** START OF SOURCE MATERIAL **

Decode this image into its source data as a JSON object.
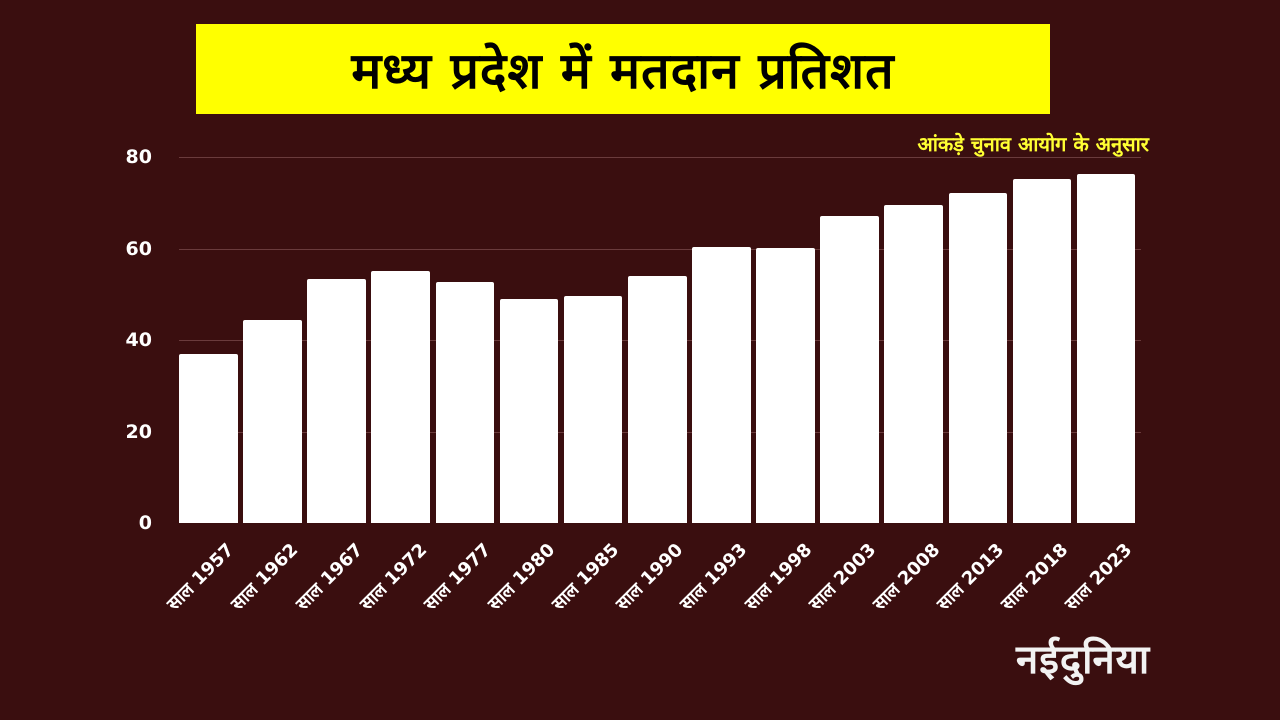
{
  "header": {
    "title": "मध्य प्रदेश में मतदान प्रतिशत",
    "source_note": "आंकड़े चुनाव आयोग के अनुसार"
  },
  "branding": {
    "logo_text": "नईदुनिया"
  },
  "colors": {
    "background": "#3a0e0f",
    "title_bg": "#ffff00",
    "source_text": "#ffff33",
    "bars": "#ffffff",
    "gridline": "#6a3b3c"
  },
  "chart_data": {
    "type": "bar",
    "title": "मध्य प्रदेश में मतदान प्रतिशत",
    "subtitle": "आंकड़े चुनाव आयोग के अनुसार",
    "xlabel": "",
    "ylabel": "",
    "categories": [
      "साल 1957",
      "साल 1962",
      "साल 1967",
      "साल 1972",
      "साल 1977",
      "साल 1980",
      "साल 1985",
      "साल 1990",
      "साल 1993",
      "साल 1998",
      "साल 2003",
      "साल 2008",
      "साल 2013",
      "साल 2018",
      "साल 2023"
    ],
    "values": [
      37.0,
      44.4,
      53.3,
      55.1,
      52.7,
      49.0,
      49.6,
      54.0,
      60.3,
      60.2,
      67.2,
      69.5,
      72.1,
      75.3,
      76.2
    ],
    "ylim": [
      0,
      80
    ],
    "yticks": [
      "0",
      "20",
      "40",
      "60",
      "80"
    ],
    "grid": true,
    "legend": null
  }
}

** END OF SOURCE MATERIAL **

_DIRECTIVE_
Restate the entire listing word for word, excluding pictures.

_ANSWER FOR THE TASK_
Decode this image into its source data as a JSON object.
{
  "header": {
    "title": "मध्य प्रदेश में मतदान प्रतिशत",
    "source_note": "आंकड़े चुनाव आयोग के अनुसार"
  },
  "branding": {
    "logo_text": "नईदुनिया"
  },
  "colors": {
    "background": "#3a0e0f",
    "title_bg": "#ffff00",
    "source_text": "#ffff33",
    "bars": "#ffffff",
    "gridline": "#6a3b3c"
  },
  "chart_data": {
    "type": "bar",
    "title": "मध्य प्रदेश में मतदान प्रतिशत",
    "subtitle": "आंकड़े चुनाव आयोग के अनुसार",
    "xlabel": "",
    "ylabel": "",
    "categories": [
      "साल 1957",
      "साल 1962",
      "साल 1967",
      "साल 1972",
      "साल 1977",
      "साल 1980",
      "साल 1985",
      "साल 1990",
      "साल 1993",
      "साल 1998",
      "साल 2003",
      "साल 2008",
      "साल 2013",
      "साल 2018",
      "साल 2023"
    ],
    "values": [
      37.0,
      44.4,
      53.3,
      55.1,
      52.7,
      49.0,
      49.6,
      54.0,
      60.3,
      60.2,
      67.2,
      69.5,
      72.1,
      75.3,
      76.2
    ],
    "ylim": [
      0,
      80
    ],
    "yticks": [
      "0",
      "20",
      "40",
      "60",
      "80"
    ],
    "grid": true,
    "legend": null
  }
}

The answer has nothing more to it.